Every record, apart from its pictures, should be repeated exactly.
----- Supplied information -----
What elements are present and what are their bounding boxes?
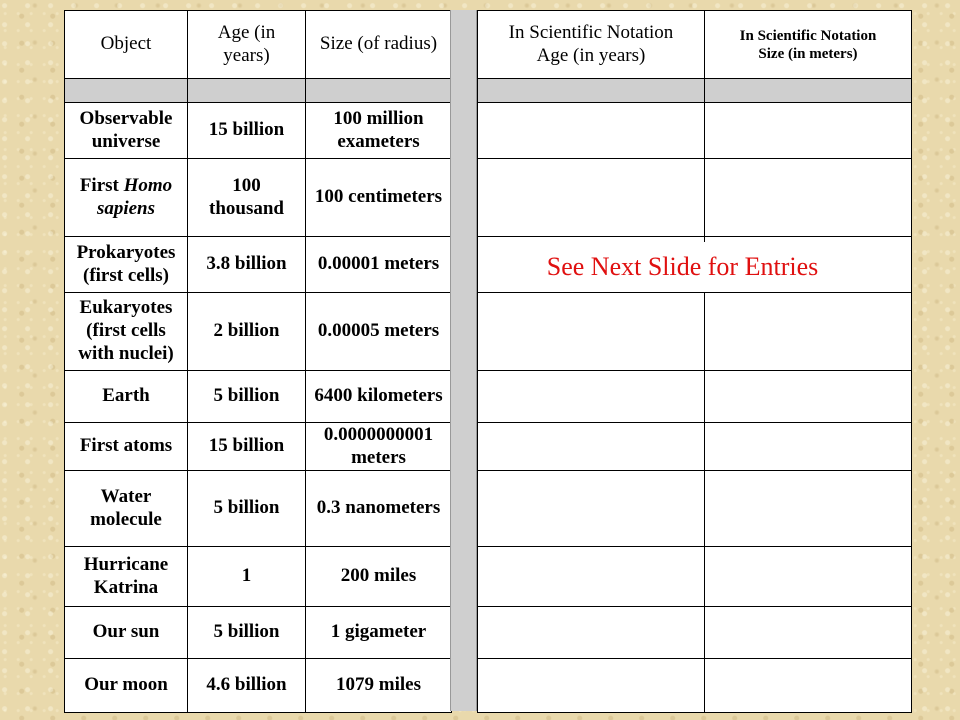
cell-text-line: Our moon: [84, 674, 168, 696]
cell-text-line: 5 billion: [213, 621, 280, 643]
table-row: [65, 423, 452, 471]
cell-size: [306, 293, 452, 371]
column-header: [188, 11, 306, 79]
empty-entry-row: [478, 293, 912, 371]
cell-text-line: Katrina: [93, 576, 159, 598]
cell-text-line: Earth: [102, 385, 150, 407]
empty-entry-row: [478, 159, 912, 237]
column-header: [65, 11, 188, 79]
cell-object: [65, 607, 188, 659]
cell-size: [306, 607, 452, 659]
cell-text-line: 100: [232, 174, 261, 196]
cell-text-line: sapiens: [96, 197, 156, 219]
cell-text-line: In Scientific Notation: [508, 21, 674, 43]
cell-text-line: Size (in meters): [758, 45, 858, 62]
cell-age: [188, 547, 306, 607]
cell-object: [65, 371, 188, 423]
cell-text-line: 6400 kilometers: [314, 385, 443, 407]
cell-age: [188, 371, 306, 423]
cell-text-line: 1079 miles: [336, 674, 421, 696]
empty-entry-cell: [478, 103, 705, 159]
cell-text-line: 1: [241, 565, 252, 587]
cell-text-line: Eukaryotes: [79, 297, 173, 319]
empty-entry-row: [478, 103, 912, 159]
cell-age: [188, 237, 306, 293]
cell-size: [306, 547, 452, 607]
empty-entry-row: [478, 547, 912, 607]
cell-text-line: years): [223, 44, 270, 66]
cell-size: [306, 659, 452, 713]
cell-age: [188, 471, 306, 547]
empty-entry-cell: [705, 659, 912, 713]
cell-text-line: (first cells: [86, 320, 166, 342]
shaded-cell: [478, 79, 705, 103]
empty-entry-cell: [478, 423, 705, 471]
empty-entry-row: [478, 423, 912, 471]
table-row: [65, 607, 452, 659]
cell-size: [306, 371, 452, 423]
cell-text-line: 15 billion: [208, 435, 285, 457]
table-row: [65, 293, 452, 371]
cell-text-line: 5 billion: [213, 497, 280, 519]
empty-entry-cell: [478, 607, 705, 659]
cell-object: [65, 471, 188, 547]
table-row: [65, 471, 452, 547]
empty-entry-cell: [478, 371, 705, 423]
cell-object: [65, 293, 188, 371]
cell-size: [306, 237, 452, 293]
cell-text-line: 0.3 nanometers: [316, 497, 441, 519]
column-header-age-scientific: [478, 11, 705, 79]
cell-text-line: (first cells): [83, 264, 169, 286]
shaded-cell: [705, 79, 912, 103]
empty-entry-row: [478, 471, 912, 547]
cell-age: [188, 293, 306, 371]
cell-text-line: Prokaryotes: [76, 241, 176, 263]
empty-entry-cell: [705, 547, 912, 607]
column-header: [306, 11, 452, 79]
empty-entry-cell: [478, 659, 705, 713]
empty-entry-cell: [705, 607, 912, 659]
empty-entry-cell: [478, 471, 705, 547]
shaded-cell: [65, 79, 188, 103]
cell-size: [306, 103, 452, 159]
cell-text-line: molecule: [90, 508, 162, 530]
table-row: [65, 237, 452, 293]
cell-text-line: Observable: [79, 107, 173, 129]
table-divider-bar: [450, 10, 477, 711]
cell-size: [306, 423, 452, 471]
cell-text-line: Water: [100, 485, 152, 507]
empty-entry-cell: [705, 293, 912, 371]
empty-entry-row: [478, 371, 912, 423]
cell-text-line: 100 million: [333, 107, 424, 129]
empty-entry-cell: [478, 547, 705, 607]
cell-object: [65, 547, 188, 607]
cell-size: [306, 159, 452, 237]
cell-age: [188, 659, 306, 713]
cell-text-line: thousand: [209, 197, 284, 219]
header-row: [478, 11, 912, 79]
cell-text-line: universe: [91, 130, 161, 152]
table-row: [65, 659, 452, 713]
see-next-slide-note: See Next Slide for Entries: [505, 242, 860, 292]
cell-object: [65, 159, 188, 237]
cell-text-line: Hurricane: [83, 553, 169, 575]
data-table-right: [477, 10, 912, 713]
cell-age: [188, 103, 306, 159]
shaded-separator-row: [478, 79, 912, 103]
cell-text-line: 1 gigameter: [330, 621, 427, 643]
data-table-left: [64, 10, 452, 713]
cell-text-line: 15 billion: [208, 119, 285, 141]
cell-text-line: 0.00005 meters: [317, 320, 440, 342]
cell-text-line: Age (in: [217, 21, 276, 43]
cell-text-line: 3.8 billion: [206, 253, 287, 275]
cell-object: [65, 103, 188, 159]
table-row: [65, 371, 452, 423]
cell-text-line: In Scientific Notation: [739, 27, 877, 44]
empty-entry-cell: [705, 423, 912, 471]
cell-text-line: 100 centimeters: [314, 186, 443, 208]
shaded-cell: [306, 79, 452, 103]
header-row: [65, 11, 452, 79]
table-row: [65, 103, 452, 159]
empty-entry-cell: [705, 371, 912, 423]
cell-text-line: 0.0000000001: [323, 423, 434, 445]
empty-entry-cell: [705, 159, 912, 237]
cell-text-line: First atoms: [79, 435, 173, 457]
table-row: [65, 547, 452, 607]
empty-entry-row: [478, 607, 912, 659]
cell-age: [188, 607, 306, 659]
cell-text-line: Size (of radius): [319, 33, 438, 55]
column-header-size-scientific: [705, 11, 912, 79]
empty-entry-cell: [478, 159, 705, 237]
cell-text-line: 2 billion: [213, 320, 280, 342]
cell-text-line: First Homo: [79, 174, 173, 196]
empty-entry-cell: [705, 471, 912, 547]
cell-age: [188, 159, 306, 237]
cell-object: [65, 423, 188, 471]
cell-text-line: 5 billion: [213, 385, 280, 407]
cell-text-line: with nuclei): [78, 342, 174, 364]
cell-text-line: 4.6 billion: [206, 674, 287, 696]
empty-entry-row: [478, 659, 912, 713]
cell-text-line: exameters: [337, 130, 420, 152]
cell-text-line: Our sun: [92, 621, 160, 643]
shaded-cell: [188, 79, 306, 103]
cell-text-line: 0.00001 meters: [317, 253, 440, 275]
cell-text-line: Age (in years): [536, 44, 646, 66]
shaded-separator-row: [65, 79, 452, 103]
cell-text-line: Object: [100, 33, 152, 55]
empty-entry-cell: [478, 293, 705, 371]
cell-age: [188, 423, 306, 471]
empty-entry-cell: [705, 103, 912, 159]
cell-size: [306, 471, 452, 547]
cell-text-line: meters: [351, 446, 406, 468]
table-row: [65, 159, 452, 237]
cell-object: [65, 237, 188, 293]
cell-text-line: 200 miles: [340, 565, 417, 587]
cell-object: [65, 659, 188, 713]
-----
▸ **Exercise output**:
What elements are present and what are their bounding boxes?
cell-text-line: Our moon: [84, 674, 168, 696]
cell-text-line: 5 billion: [213, 621, 280, 643]
table-row: [65, 423, 452, 471]
cell-size: [306, 293, 452, 371]
column-header: [188, 11, 306, 79]
empty-entry-row: [478, 293, 912, 371]
cell-text-line: Katrina: [93, 576, 159, 598]
cell-text-line: Earth: [102, 385, 150, 407]
empty-entry-row: [478, 159, 912, 237]
column-header: [65, 11, 188, 79]
cell-object: [65, 607, 188, 659]
cell-size: [306, 607, 452, 659]
cell-text-line: 100: [232, 174, 261, 196]
cell-text-line: sapiens: [96, 197, 156, 219]
cell-text-line: In Scientific Notation: [508, 21, 674, 43]
cell-text-line: Size (in meters): [758, 45, 858, 62]
cell-age: [188, 547, 306, 607]
cell-object: [65, 371, 188, 423]
cell-text-line: 6400 kilometers: [314, 385, 443, 407]
cell-age: [188, 371, 306, 423]
cell-text-line: 1079 miles: [336, 674, 421, 696]
empty-entry-cell: [478, 103, 705, 159]
cell-text-line: 1: [241, 565, 252, 587]
cell-text-line: Eukaryotes: [79, 297, 173, 319]
empty-entry-row: [478, 103, 912, 159]
cell-age: [188, 237, 306, 293]
cell-size: [306, 547, 452, 607]
empty-entry-row: [478, 547, 912, 607]
cell-text-line: years): [223, 44, 270, 66]
cell-size: [306, 659, 452, 713]
cell-age: [188, 471, 306, 547]
empty-entry-cell: [705, 659, 912, 713]
cell-text-line: (first cells: [86, 320, 166, 342]
shaded-cell: [478, 79, 705, 103]
empty-entry-cell: [478, 423, 705, 471]
empty-entry-row: [478, 423, 912, 471]
table-row: [65, 607, 452, 659]
cell-size: [306, 371, 452, 423]
cell-text-line: 15 billion: [208, 435, 285, 457]
table-row: [65, 293, 452, 371]
cell-text-line: 5 billion: [213, 497, 280, 519]
empty-entry-cell: [478, 607, 705, 659]
cell-object: [65, 471, 188, 547]
table-row: [65, 471, 452, 547]
empty-entry-cell: [478, 371, 705, 423]
cell-object: [65, 293, 188, 371]
cell-size: [306, 237, 452, 293]
cell-text-line: 0.3 nanometers: [316, 497, 441, 519]
column-header-age-scientific: [478, 11, 705, 79]
cell-text-line: (first cells): [83, 264, 169, 286]
shaded-cell: [705, 79, 912, 103]
empty-entry-row: [478, 471, 912, 547]
cell-age: [188, 293, 306, 371]
cell-text-line: Prokaryotes: [76, 241, 176, 263]
empty-entry-cell: [705, 547, 912, 607]
column-header: [306, 11, 452, 79]
empty-entry-cell: [478, 659, 705, 713]
empty-entry-cell: [705, 607, 912, 659]
empty-entry-cell: [478, 471, 705, 547]
shaded-cell: [65, 79, 188, 103]
cell-size: [306, 103, 452, 159]
cell-text-line: molecule: [90, 508, 162, 530]
table-row: [65, 237, 452, 293]
cell-text-line: Observable: [79, 107, 173, 129]
table-divider-bar: [450, 10, 477, 711]
cell-size: [306, 423, 452, 471]
cell-text-line: Water: [100, 485, 152, 507]
empty-entry-cell: [705, 293, 912, 371]
empty-entry-row: [478, 371, 912, 423]
cell-text-line: 100 million: [333, 107, 424, 129]
empty-entry-cell: [478, 547, 705, 607]
cell-object: [65, 547, 188, 607]
cell-size: [306, 159, 452, 237]
cell-age: [188, 659, 306, 713]
cell-text-line: thousand: [209, 197, 284, 219]
header-row: [478, 11, 912, 79]
cell-text-line: universe: [91, 130, 161, 152]
table-row: [65, 659, 452, 713]
see-next-slide-note: See Next Slide for Entries: [505, 242, 860, 292]
cell-object: [65, 159, 188, 237]
cell-text-line: Hurricane: [83, 553, 169, 575]
data-table-right: [477, 10, 912, 713]
cell-age: [188, 103, 306, 159]
shaded-separator-row: [478, 79, 912, 103]
cell-text-line: 1 gigameter: [330, 621, 427, 643]
data-table-left: [64, 10, 452, 713]
cell-text-line: 15 billion: [208, 119, 285, 141]
cell-text-line: 0.00005 meters: [317, 320, 440, 342]
cell-text-line: Age (in: [217, 21, 276, 43]
cell-text-line: 3.8 billion: [206, 253, 287, 275]
cell-object: [65, 103, 188, 159]
table-row: [65, 371, 452, 423]
cell-text-line: In Scientific Notation: [739, 27, 877, 44]
empty-entry-cell: [705, 423, 912, 471]
cell-text-line: 100 centimeters: [314, 186, 443, 208]
shaded-cell: [306, 79, 452, 103]
header-row: [65, 11, 452, 79]
table-row: [65, 103, 452, 159]
empty-entry-cell: [705, 371, 912, 423]
cell-text-line: 0.0000000001: [323, 423, 434, 445]
empty-entry-cell: [705, 159, 912, 237]
cell-text-line: First atoms: [79, 435, 173, 457]
table-row: [65, 547, 452, 607]
empty-entry-row: [478, 607, 912, 659]
cell-age: [188, 607, 306, 659]
cell-text-line: Size (of radius): [319, 33, 438, 55]
column-header-size-scientific: [705, 11, 912, 79]
empty-entry-cell: [478, 159, 705, 237]
cell-text-line: 2 billion: [213, 320, 280, 342]
cell-text-line: First Homo: [79, 174, 173, 196]
empty-entry-cell: [705, 471, 912, 547]
cell-age: [188, 159, 306, 237]
cell-object: [65, 423, 188, 471]
cell-text-line: 5 billion: [213, 385, 280, 407]
cell-text-line: with nuclei): [78, 342, 174, 364]
cell-text-line: 4.6 billion: [206, 674, 287, 696]
empty-entry-row: [478, 659, 912, 713]
cell-text-line: exameters: [337, 130, 420, 152]
cell-text-line: Our sun: [92, 621, 160, 643]
shaded-cell: [188, 79, 306, 103]
cell-text-line: 0.00001 meters: [317, 253, 440, 275]
cell-text-line: Age (in years): [536, 44, 646, 66]
shaded-separator-row: [65, 79, 452, 103]
cell-text-line: Object: [100, 33, 152, 55]
empty-entry-cell: [478, 293, 705, 371]
cell-age: [188, 423, 306, 471]
empty-entry-cell: [705, 103, 912, 159]
cell-size: [306, 471, 452, 547]
cell-text-line: meters: [351, 446, 406, 468]
table-row: [65, 159, 452, 237]
cell-object: [65, 237, 188, 293]
cell-text-line: 200 miles: [340, 565, 417, 587]
cell-object: [65, 659, 188, 713]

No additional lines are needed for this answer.